■ Rows
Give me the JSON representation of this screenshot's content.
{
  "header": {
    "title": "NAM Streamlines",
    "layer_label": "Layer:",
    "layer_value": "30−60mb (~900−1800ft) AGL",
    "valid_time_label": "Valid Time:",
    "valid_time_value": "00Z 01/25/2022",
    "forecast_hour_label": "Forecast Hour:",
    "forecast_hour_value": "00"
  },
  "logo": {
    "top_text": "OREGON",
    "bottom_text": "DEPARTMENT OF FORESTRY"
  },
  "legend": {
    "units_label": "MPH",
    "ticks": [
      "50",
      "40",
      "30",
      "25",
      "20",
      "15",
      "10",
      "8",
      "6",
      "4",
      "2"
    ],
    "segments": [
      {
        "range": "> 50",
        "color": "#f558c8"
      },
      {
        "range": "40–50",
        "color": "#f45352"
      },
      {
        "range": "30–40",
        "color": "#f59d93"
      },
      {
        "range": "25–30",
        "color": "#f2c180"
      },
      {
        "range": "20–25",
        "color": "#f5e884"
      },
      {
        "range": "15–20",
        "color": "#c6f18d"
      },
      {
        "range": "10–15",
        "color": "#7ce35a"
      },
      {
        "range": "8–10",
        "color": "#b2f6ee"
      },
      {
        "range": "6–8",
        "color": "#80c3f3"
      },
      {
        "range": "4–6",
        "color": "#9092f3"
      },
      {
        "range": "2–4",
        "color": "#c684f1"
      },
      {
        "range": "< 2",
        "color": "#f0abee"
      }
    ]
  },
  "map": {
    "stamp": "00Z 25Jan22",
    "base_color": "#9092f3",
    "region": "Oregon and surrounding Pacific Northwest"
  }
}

■ The task
Pick out the lines above that hold the string "range" and show them.

■ Reply to the task
        "range": "> 50",
        "range": "40–50",
        "range": "30–40",
        "range": "25–30",
        "range": "20–25",
        "range": "15–20",
        "range": "10–15",
        "range": "8–10",
        "range": "6–8",
        "range": "4–6",
        "range": "2–4",
        "range": "< 2",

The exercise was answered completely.